__WHAT THIS TASK INVOLVES__: Images should be left out, and everything else in the listing reproduced exactly.

__MATERIAL FOR THE TASK__:
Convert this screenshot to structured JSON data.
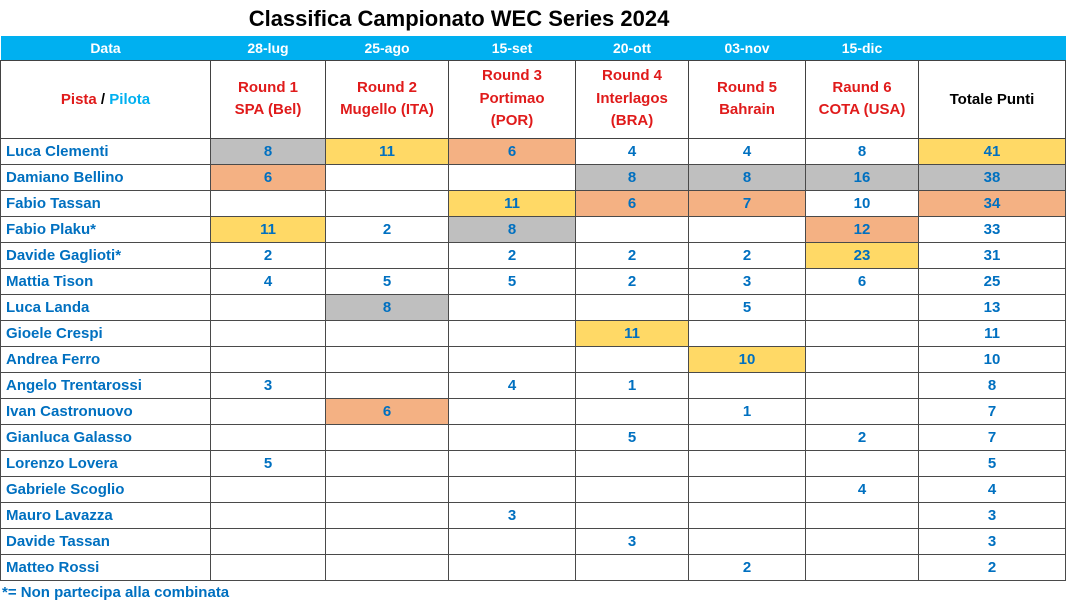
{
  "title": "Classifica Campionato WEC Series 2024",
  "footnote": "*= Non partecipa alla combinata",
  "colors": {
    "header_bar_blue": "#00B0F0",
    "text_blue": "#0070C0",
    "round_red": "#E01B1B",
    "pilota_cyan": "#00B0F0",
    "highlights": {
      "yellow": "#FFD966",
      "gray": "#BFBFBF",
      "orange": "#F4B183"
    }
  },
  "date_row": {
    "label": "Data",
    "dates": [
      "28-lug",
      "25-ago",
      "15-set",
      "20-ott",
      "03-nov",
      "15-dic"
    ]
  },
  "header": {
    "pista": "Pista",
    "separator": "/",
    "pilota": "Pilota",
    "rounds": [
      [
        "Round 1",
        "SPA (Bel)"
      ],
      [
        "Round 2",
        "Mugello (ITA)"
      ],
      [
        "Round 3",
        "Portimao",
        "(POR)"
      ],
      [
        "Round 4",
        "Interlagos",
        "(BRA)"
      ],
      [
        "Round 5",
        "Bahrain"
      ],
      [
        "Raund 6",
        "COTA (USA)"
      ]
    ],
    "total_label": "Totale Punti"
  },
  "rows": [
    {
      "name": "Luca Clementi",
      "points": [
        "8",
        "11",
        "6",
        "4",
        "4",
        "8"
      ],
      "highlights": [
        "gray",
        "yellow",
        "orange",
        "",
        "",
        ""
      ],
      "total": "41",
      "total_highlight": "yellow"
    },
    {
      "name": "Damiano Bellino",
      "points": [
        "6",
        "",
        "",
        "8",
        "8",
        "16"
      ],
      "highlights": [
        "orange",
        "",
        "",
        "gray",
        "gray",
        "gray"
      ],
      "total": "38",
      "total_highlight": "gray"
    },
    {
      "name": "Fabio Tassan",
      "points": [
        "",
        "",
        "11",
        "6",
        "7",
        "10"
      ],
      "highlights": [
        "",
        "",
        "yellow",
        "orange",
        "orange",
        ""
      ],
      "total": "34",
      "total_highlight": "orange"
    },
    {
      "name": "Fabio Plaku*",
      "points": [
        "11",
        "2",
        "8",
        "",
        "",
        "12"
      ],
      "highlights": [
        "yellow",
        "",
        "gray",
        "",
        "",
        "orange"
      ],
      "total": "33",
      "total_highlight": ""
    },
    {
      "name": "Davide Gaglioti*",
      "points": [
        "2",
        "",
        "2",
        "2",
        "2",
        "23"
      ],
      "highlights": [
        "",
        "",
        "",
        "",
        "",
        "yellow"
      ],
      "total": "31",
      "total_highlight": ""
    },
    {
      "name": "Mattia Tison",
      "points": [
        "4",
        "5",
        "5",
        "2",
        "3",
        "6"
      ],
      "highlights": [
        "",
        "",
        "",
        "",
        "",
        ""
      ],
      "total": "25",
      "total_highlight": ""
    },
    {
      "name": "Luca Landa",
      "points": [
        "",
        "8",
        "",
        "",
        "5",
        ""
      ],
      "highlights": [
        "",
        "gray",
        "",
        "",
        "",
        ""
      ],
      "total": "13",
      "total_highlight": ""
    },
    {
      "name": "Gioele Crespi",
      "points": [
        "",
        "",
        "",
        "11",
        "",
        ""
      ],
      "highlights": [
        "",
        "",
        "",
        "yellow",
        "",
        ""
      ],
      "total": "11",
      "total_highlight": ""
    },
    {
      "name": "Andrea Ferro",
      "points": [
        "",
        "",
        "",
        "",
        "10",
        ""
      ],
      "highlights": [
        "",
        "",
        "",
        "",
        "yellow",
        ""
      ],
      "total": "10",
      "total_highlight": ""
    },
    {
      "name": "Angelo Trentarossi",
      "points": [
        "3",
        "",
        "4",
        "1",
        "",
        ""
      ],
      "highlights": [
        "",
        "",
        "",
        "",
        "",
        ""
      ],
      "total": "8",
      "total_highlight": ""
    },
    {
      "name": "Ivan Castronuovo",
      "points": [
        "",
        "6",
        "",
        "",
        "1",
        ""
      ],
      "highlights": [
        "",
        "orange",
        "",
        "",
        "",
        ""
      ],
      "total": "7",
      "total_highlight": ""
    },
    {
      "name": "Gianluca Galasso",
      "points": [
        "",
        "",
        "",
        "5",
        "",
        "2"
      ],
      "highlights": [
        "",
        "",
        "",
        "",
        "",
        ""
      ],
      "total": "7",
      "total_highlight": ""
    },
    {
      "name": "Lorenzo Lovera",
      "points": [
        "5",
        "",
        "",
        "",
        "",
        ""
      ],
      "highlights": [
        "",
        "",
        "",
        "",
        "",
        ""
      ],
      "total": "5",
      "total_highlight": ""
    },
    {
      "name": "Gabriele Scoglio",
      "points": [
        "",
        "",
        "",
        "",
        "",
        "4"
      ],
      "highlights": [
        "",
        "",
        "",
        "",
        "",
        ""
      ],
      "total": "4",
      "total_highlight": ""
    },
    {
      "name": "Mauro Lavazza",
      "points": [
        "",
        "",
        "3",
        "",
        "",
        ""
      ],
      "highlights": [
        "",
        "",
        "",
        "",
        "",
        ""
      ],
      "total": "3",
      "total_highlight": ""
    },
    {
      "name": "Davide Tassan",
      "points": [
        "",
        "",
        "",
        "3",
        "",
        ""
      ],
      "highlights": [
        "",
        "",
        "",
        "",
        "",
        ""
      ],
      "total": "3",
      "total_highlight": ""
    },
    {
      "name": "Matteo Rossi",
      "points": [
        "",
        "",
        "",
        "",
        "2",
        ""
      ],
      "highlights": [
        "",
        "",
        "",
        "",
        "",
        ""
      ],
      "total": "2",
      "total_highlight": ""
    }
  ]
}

__FINAL ANSWER__:
Convert this screenshot to structured JSON data.
{
  "title": "Classifica Campionato WEC Series 2024",
  "footnote": "*= Non partecipa alla combinata",
  "colors": {
    "header_bar_blue": "#00B0F0",
    "text_blue": "#0070C0",
    "round_red": "#E01B1B",
    "pilota_cyan": "#00B0F0",
    "highlights": {
      "yellow": "#FFD966",
      "gray": "#BFBFBF",
      "orange": "#F4B183"
    }
  },
  "date_row": {
    "label": "Data",
    "dates": [
      "28-lug",
      "25-ago",
      "15-set",
      "20-ott",
      "03-nov",
      "15-dic"
    ]
  },
  "header": {
    "pista": "Pista",
    "separator": "/",
    "pilota": "Pilota",
    "rounds": [
      [
        "Round 1",
        "SPA (Bel)"
      ],
      [
        "Round 2",
        "Mugello (ITA)"
      ],
      [
        "Round 3",
        "Portimao",
        "(POR)"
      ],
      [
        "Round 4",
        "Interlagos",
        "(BRA)"
      ],
      [
        "Round 5",
        "Bahrain"
      ],
      [
        "Raund 6",
        "COTA (USA)"
      ]
    ],
    "total_label": "Totale Punti"
  },
  "rows": [
    {
      "name": "Luca Clementi",
      "points": [
        "8",
        "11",
        "6",
        "4",
        "4",
        "8"
      ],
      "highlights": [
        "gray",
        "yellow",
        "orange",
        "",
        "",
        ""
      ],
      "total": "41",
      "total_highlight": "yellow"
    },
    {
      "name": "Damiano Bellino",
      "points": [
        "6",
        "",
        "",
        "8",
        "8",
        "16"
      ],
      "highlights": [
        "orange",
        "",
        "",
        "gray",
        "gray",
        "gray"
      ],
      "total": "38",
      "total_highlight": "gray"
    },
    {
      "name": "Fabio Tassan",
      "points": [
        "",
        "",
        "11",
        "6",
        "7",
        "10"
      ],
      "highlights": [
        "",
        "",
        "yellow",
        "orange",
        "orange",
        ""
      ],
      "total": "34",
      "total_highlight": "orange"
    },
    {
      "name": "Fabio Plaku*",
      "points": [
        "11",
        "2",
        "8",
        "",
        "",
        "12"
      ],
      "highlights": [
        "yellow",
        "",
        "gray",
        "",
        "",
        "orange"
      ],
      "total": "33",
      "total_highlight": ""
    },
    {
      "name": "Davide Gaglioti*",
      "points": [
        "2",
        "",
        "2",
        "2",
        "2",
        "23"
      ],
      "highlights": [
        "",
        "",
        "",
        "",
        "",
        "yellow"
      ],
      "total": "31",
      "total_highlight": ""
    },
    {
      "name": "Mattia Tison",
      "points": [
        "4",
        "5",
        "5",
        "2",
        "3",
        "6"
      ],
      "highlights": [
        "",
        "",
        "",
        "",
        "",
        ""
      ],
      "total": "25",
      "total_highlight": ""
    },
    {
      "name": "Luca Landa",
      "points": [
        "",
        "8",
        "",
        "",
        "5",
        ""
      ],
      "highlights": [
        "",
        "gray",
        "",
        "",
        "",
        ""
      ],
      "total": "13",
      "total_highlight": ""
    },
    {
      "name": "Gioele Crespi",
      "points": [
        "",
        "",
        "",
        "11",
        "",
        ""
      ],
      "highlights": [
        "",
        "",
        "",
        "yellow",
        "",
        ""
      ],
      "total": "11",
      "total_highlight": ""
    },
    {
      "name": "Andrea Ferro",
      "points": [
        "",
        "",
        "",
        "",
        "10",
        ""
      ],
      "highlights": [
        "",
        "",
        "",
        "",
        "yellow",
        ""
      ],
      "total": "10",
      "total_highlight": ""
    },
    {
      "name": "Angelo Trentarossi",
      "points": [
        "3",
        "",
        "4",
        "1",
        "",
        ""
      ],
      "highlights": [
        "",
        "",
        "",
        "",
        "",
        ""
      ],
      "total": "8",
      "total_highlight": ""
    },
    {
      "name": "Ivan Castronuovo",
      "points": [
        "",
        "6",
        "",
        "",
        "1",
        ""
      ],
      "highlights": [
        "",
        "orange",
        "",
        "",
        "",
        ""
      ],
      "total": "7",
      "total_highlight": ""
    },
    {
      "name": "Gianluca Galasso",
      "points": [
        "",
        "",
        "",
        "5",
        "",
        "2"
      ],
      "highlights": [
        "",
        "",
        "",
        "",
        "",
        ""
      ],
      "total": "7",
      "total_highlight": ""
    },
    {
      "name": "Lorenzo Lovera",
      "points": [
        "5",
        "",
        "",
        "",
        "",
        ""
      ],
      "highlights": [
        "",
        "",
        "",
        "",
        "",
        ""
      ],
      "total": "5",
      "total_highlight": ""
    },
    {
      "name": "Gabriele Scoglio",
      "points": [
        "",
        "",
        "",
        "",
        "",
        "4"
      ],
      "highlights": [
        "",
        "",
        "",
        "",
        "",
        ""
      ],
      "total": "4",
      "total_highlight": ""
    },
    {
      "name": "Mauro Lavazza",
      "points": [
        "",
        "",
        "3",
        "",
        "",
        ""
      ],
      "highlights": [
        "",
        "",
        "",
        "",
        "",
        ""
      ],
      "total": "3",
      "total_highlight": ""
    },
    {
      "name": "Davide Tassan",
      "points": [
        "",
        "",
        "",
        "3",
        "",
        ""
      ],
      "highlights": [
        "",
        "",
        "",
        "",
        "",
        ""
      ],
      "total": "3",
      "total_highlight": ""
    },
    {
      "name": "Matteo Rossi",
      "points": [
        "",
        "",
        "",
        "",
        "2",
        ""
      ],
      "highlights": [
        "",
        "",
        "",
        "",
        "",
        ""
      ],
      "total": "2",
      "total_highlight": ""
    }
  ]
}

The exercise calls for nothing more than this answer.